Aim of the exercise |
Pictures stay out; everything else in the records below is copied exactly.

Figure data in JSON
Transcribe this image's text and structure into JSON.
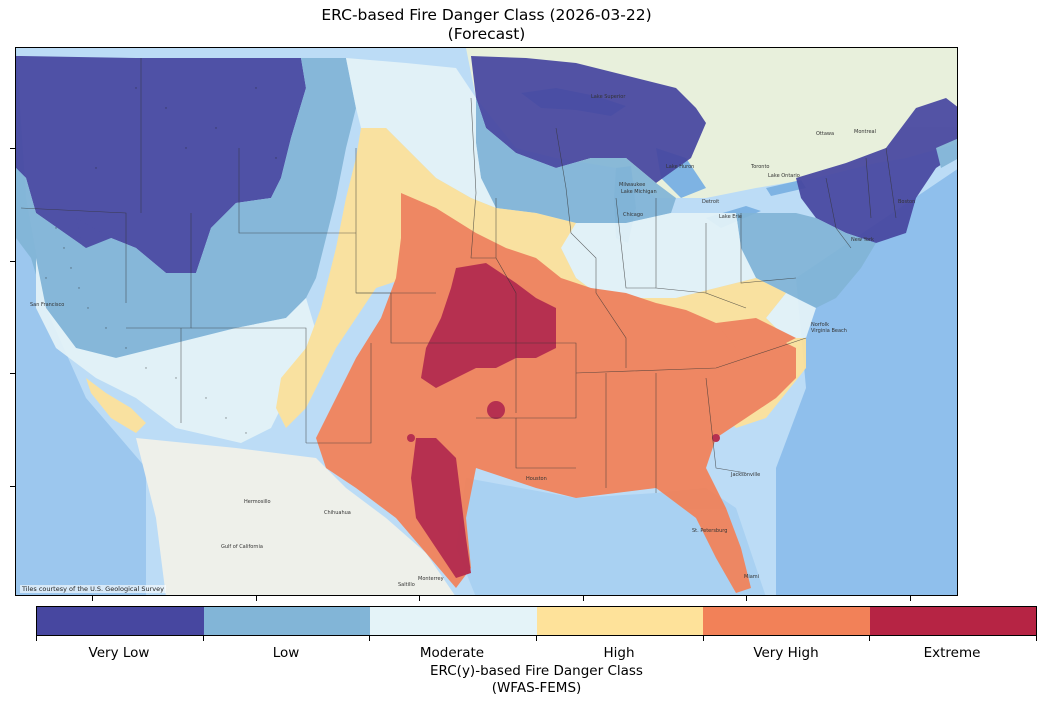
{
  "title_line1": "ERC-based Fire Danger Class (2026-03-22)",
  "title_line2": "(Forecast)",
  "attribution": "Tiles courtesy of the U.S. Geological Survey",
  "colorbar": {
    "title_line1": "ERC(y)-based Fire Danger Class",
    "title_line2": "(WFAS-FEMS)",
    "classes": [
      {
        "label": "Very Low",
        "color": "#4747a0"
      },
      {
        "label": "Low",
        "color": "#82b5d7"
      },
      {
        "label": "Moderate",
        "color": "#e4f3f8"
      },
      {
        "label": "High",
        "color": "#fee29a"
      },
      {
        "label": "Very High",
        "color": "#f28158"
      },
      {
        "label": "Extreme",
        "color": "#b62444"
      }
    ]
  },
  "map_labels": {
    "san_francisco": "San Francisco",
    "chihuahua": "Chihuahua",
    "hermosillo": "Hermosillo",
    "monterrey": "Monterrey",
    "saltillo": "Saltillo",
    "gulf_of_california": "Gulf of California",
    "houston": "Houston",
    "jacksonville": "Jacksonville",
    "miami": "Miami",
    "st_petersburg": "St. Petersburg",
    "lake_superior": "Lake Superior",
    "lake_michigan": "Lake Michigan",
    "lake_huron": "Lake Huron",
    "lake_erie": "Lake Erie",
    "lake_ontario": "Lake Ontario",
    "milwaukee": "Milwaukee",
    "chicago": "Chicago",
    "detroit": "Detroit",
    "toronto": "Toronto",
    "montreal": "Montreal",
    "ottawa": "Ottawa",
    "boston": "Boston",
    "new_york": "New York",
    "norfolk": "Norfolk",
    "virginia_beach": "Virginia Beach"
  }
}
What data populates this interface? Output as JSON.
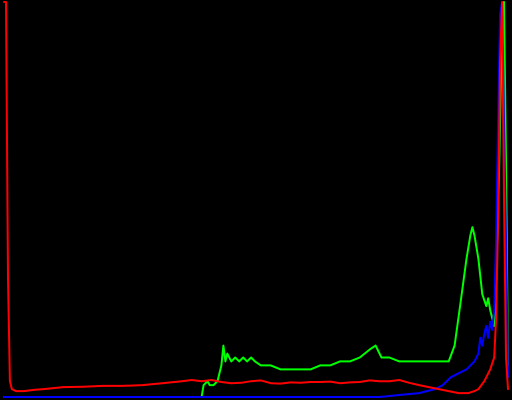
{
  "chart_data": {
    "type": "line",
    "title": "",
    "xlabel": "",
    "ylabel": "",
    "xlim": [
      0,
      255
    ],
    "ylim": [
      0,
      100
    ],
    "grid": false,
    "legend": "none",
    "background": "#000000",
    "series": [
      {
        "color": "#00ff00",
        "points": [
          [
            0,
            0
          ],
          [
            100,
            0
          ],
          [
            101,
            3
          ],
          [
            103,
            4
          ],
          [
            104,
            3
          ],
          [
            106,
            3
          ],
          [
            108,
            4
          ],
          [
            110,
            8
          ],
          [
            111,
            13
          ],
          [
            112,
            9
          ],
          [
            113,
            11
          ],
          [
            115,
            9
          ],
          [
            117,
            10
          ],
          [
            119,
            9
          ],
          [
            121,
            10
          ],
          [
            123,
            9
          ],
          [
            125,
            10
          ],
          [
            127,
            9
          ],
          [
            130,
            8
          ],
          [
            135,
            8
          ],
          [
            140,
            7
          ],
          [
            145,
            7
          ],
          [
            150,
            7
          ],
          [
            155,
            7
          ],
          [
            160,
            8
          ],
          [
            165,
            8
          ],
          [
            170,
            9
          ],
          [
            175,
            9
          ],
          [
            180,
            10
          ],
          [
            185,
            12
          ],
          [
            188,
            13
          ],
          [
            191,
            10
          ],
          [
            195,
            10
          ],
          [
            200,
            9
          ],
          [
            205,
            9
          ],
          [
            210,
            9
          ],
          [
            215,
            9
          ],
          [
            220,
            9
          ],
          [
            225,
            9
          ],
          [
            228,
            13
          ],
          [
            231,
            24
          ],
          [
            234,
            35
          ],
          [
            236,
            41
          ],
          [
            237,
            43
          ],
          [
            238,
            41
          ],
          [
            240,
            35
          ],
          [
            242,
            26
          ],
          [
            244,
            23
          ],
          [
            245,
            25
          ],
          [
            246,
            22
          ],
          [
            247,
            20
          ],
          [
            248,
            18
          ],
          [
            249,
            25
          ],
          [
            250,
            45
          ],
          [
            251,
            70
          ],
          [
            252,
            97
          ],
          [
            253,
            100
          ],
          [
            254,
            60
          ],
          [
            255,
            8
          ]
        ]
      },
      {
        "color": "#0000ff",
        "points": [
          [
            0,
            0
          ],
          [
            100,
            0
          ],
          [
            150,
            0
          ],
          [
            190,
            0
          ],
          [
            200,
            0.5
          ],
          [
            210,
            1
          ],
          [
            218,
            2
          ],
          [
            222,
            3
          ],
          [
            226,
            5
          ],
          [
            230,
            6
          ],
          [
            234,
            7
          ],
          [
            238,
            9
          ],
          [
            240,
            11
          ],
          [
            241,
            15
          ],
          [
            242,
            13
          ],
          [
            243,
            16
          ],
          [
            244,
            18
          ],
          [
            245,
            15
          ],
          [
            246,
            19
          ],
          [
            247,
            17
          ],
          [
            248,
            22
          ],
          [
            249,
            40
          ],
          [
            250,
            70
          ],
          [
            251,
            97
          ],
          [
            252,
            100
          ],
          [
            253,
            70
          ],
          [
            254,
            40
          ],
          [
            255,
            5
          ]
        ]
      },
      {
        "color": "#ff0000",
        "points": [
          [
            0,
            100
          ],
          [
            1,
            100
          ],
          [
            2,
            30
          ],
          [
            3,
            4
          ],
          [
            4,
            2
          ],
          [
            6,
            1.5
          ],
          [
            10,
            1.5
          ],
          [
            15,
            1.8
          ],
          [
            20,
            2
          ],
          [
            30,
            2.5
          ],
          [
            40,
            2.6
          ],
          [
            50,
            2.8
          ],
          [
            60,
            2.8
          ],
          [
            70,
            3
          ],
          [
            80,
            3.5
          ],
          [
            90,
            4
          ],
          [
            95,
            4.3
          ],
          [
            100,
            4
          ],
          [
            105,
            4.3
          ],
          [
            110,
            3.8
          ],
          [
            115,
            3.5
          ],
          [
            120,
            3.6
          ],
          [
            125,
            4
          ],
          [
            130,
            4.2
          ],
          [
            135,
            3.5
          ],
          [
            140,
            3.4
          ],
          [
            145,
            3.7
          ],
          [
            150,
            3.6
          ],
          [
            155,
            3.8
          ],
          [
            160,
            3.8
          ],
          [
            165,
            3.9
          ],
          [
            170,
            3.5
          ],
          [
            175,
            3.7
          ],
          [
            180,
            3.8
          ],
          [
            185,
            4.2
          ],
          [
            190,
            4
          ],
          [
            195,
            4
          ],
          [
            200,
            4.3
          ],
          [
            205,
            3.6
          ],
          [
            210,
            3
          ],
          [
            215,
            2.5
          ],
          [
            220,
            2
          ],
          [
            225,
            1.5
          ],
          [
            230,
            1
          ],
          [
            235,
            1
          ],
          [
            238,
            1.5
          ],
          [
            240,
            2
          ],
          [
            243,
            4
          ],
          [
            246,
            7
          ],
          [
            248,
            10
          ],
          [
            249,
            20
          ],
          [
            250,
            45
          ],
          [
            251,
            85
          ],
          [
            252,
            100
          ],
          [
            253,
            50
          ],
          [
            254,
            10
          ],
          [
            255,
            2
          ]
        ]
      }
    ]
  }
}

Response |
Transcribe this image's text and structure into JSON.
{
  "title_line1": "ERC-based Fire Danger Class (2026-03-22)",
  "title_line2": "(Forecast)",
  "attribution": "Tiles courtesy of the U.S. Geological Survey",
  "colorbar": {
    "title_line1": "ERC(y)-based Fire Danger Class",
    "title_line2": "(WFAS-FEMS)",
    "classes": [
      {
        "label": "Very Low",
        "color": "#4747a0"
      },
      {
        "label": "Low",
        "color": "#82b5d7"
      },
      {
        "label": "Moderate",
        "color": "#e4f3f8"
      },
      {
        "label": "High",
        "color": "#fee29a"
      },
      {
        "label": "Very High",
        "color": "#f28158"
      },
      {
        "label": "Extreme",
        "color": "#b62444"
      }
    ]
  },
  "map_labels": {
    "san_francisco": "San Francisco",
    "chihuahua": "Chihuahua",
    "hermosillo": "Hermosillo",
    "monterrey": "Monterrey",
    "saltillo": "Saltillo",
    "gulf_of_california": "Gulf of California",
    "houston": "Houston",
    "jacksonville": "Jacksonville",
    "miami": "Miami",
    "st_petersburg": "St. Petersburg",
    "lake_superior": "Lake Superior",
    "lake_michigan": "Lake Michigan",
    "lake_huron": "Lake Huron",
    "lake_erie": "Lake Erie",
    "lake_ontario": "Lake Ontario",
    "milwaukee": "Milwaukee",
    "chicago": "Chicago",
    "detroit": "Detroit",
    "toronto": "Toronto",
    "montreal": "Montreal",
    "ottawa": "Ottawa",
    "boston": "Boston",
    "new_york": "New York",
    "norfolk": "Norfolk",
    "virginia_beach": "Virginia Beach"
  }
}
What data populates this interface? Output as JSON.
{
  "chart_data": {
    "type": "line",
    "title": "",
    "xlabel": "",
    "ylabel": "",
    "xlim": [
      0,
      255
    ],
    "ylim": [
      0,
      100
    ],
    "grid": false,
    "legend": "none",
    "background": "#000000",
    "series": [
      {
        "color": "#00ff00",
        "points": [
          [
            0,
            0
          ],
          [
            100,
            0
          ],
          [
            101,
            3
          ],
          [
            103,
            4
          ],
          [
            104,
            3
          ],
          [
            106,
            3
          ],
          [
            108,
            4
          ],
          [
            110,
            8
          ],
          [
            111,
            13
          ],
          [
            112,
            9
          ],
          [
            113,
            11
          ],
          [
            115,
            9
          ],
          [
            117,
            10
          ],
          [
            119,
            9
          ],
          [
            121,
            10
          ],
          [
            123,
            9
          ],
          [
            125,
            10
          ],
          [
            127,
            9
          ],
          [
            130,
            8
          ],
          [
            135,
            8
          ],
          [
            140,
            7
          ],
          [
            145,
            7
          ],
          [
            150,
            7
          ],
          [
            155,
            7
          ],
          [
            160,
            8
          ],
          [
            165,
            8
          ],
          [
            170,
            9
          ],
          [
            175,
            9
          ],
          [
            180,
            10
          ],
          [
            185,
            12
          ],
          [
            188,
            13
          ],
          [
            191,
            10
          ],
          [
            195,
            10
          ],
          [
            200,
            9
          ],
          [
            205,
            9
          ],
          [
            210,
            9
          ],
          [
            215,
            9
          ],
          [
            220,
            9
          ],
          [
            225,
            9
          ],
          [
            228,
            13
          ],
          [
            231,
            24
          ],
          [
            234,
            35
          ],
          [
            236,
            41
          ],
          [
            237,
            43
          ],
          [
            238,
            41
          ],
          [
            240,
            35
          ],
          [
            242,
            26
          ],
          [
            244,
            23
          ],
          [
            245,
            25
          ],
          [
            246,
            22
          ],
          [
            247,
            20
          ],
          [
            248,
            18
          ],
          [
            249,
            25
          ],
          [
            250,
            45
          ],
          [
            251,
            70
          ],
          [
            252,
            97
          ],
          [
            253,
            100
          ],
          [
            254,
            60
          ],
          [
            255,
            8
          ]
        ]
      },
      {
        "color": "#0000ff",
        "points": [
          [
            0,
            0
          ],
          [
            100,
            0
          ],
          [
            150,
            0
          ],
          [
            190,
            0
          ],
          [
            200,
            0.5
          ],
          [
            210,
            1
          ],
          [
            218,
            2
          ],
          [
            222,
            3
          ],
          [
            226,
            5
          ],
          [
            230,
            6
          ],
          [
            234,
            7
          ],
          [
            238,
            9
          ],
          [
            240,
            11
          ],
          [
            241,
            15
          ],
          [
            242,
            13
          ],
          [
            243,
            16
          ],
          [
            244,
            18
          ],
          [
            245,
            15
          ],
          [
            246,
            19
          ],
          [
            247,
            17
          ],
          [
            248,
            22
          ],
          [
            249,
            40
          ],
          [
            250,
            70
          ],
          [
            251,
            97
          ],
          [
            252,
            100
          ],
          [
            253,
            70
          ],
          [
            254,
            40
          ],
          [
            255,
            5
          ]
        ]
      },
      {
        "color": "#ff0000",
        "points": [
          [
            0,
            100
          ],
          [
            1,
            100
          ],
          [
            2,
            30
          ],
          [
            3,
            4
          ],
          [
            4,
            2
          ],
          [
            6,
            1.5
          ],
          [
            10,
            1.5
          ],
          [
            15,
            1.8
          ],
          [
            20,
            2
          ],
          [
            30,
            2.5
          ],
          [
            40,
            2.6
          ],
          [
            50,
            2.8
          ],
          [
            60,
            2.8
          ],
          [
            70,
            3
          ],
          [
            80,
            3.5
          ],
          [
            90,
            4
          ],
          [
            95,
            4.3
          ],
          [
            100,
            4
          ],
          [
            105,
            4.3
          ],
          [
            110,
            3.8
          ],
          [
            115,
            3.5
          ],
          [
            120,
            3.6
          ],
          [
            125,
            4
          ],
          [
            130,
            4.2
          ],
          [
            135,
            3.5
          ],
          [
            140,
            3.4
          ],
          [
            145,
            3.7
          ],
          [
            150,
            3.6
          ],
          [
            155,
            3.8
          ],
          [
            160,
            3.8
          ],
          [
            165,
            3.9
          ],
          [
            170,
            3.5
          ],
          [
            175,
            3.7
          ],
          [
            180,
            3.8
          ],
          [
            185,
            4.2
          ],
          [
            190,
            4
          ],
          [
            195,
            4
          ],
          [
            200,
            4.3
          ],
          [
            205,
            3.6
          ],
          [
            210,
            3
          ],
          [
            215,
            2.5
          ],
          [
            220,
            2
          ],
          [
            225,
            1.5
          ],
          [
            230,
            1
          ],
          [
            235,
            1
          ],
          [
            238,
            1.5
          ],
          [
            240,
            2
          ],
          [
            243,
            4
          ],
          [
            246,
            7
          ],
          [
            248,
            10
          ],
          [
            249,
            20
          ],
          [
            250,
            45
          ],
          [
            251,
            85
          ],
          [
            252,
            100
          ],
          [
            253,
            50
          ],
          [
            254,
            10
          ],
          [
            255,
            2
          ]
        ]
      }
    ]
  }
}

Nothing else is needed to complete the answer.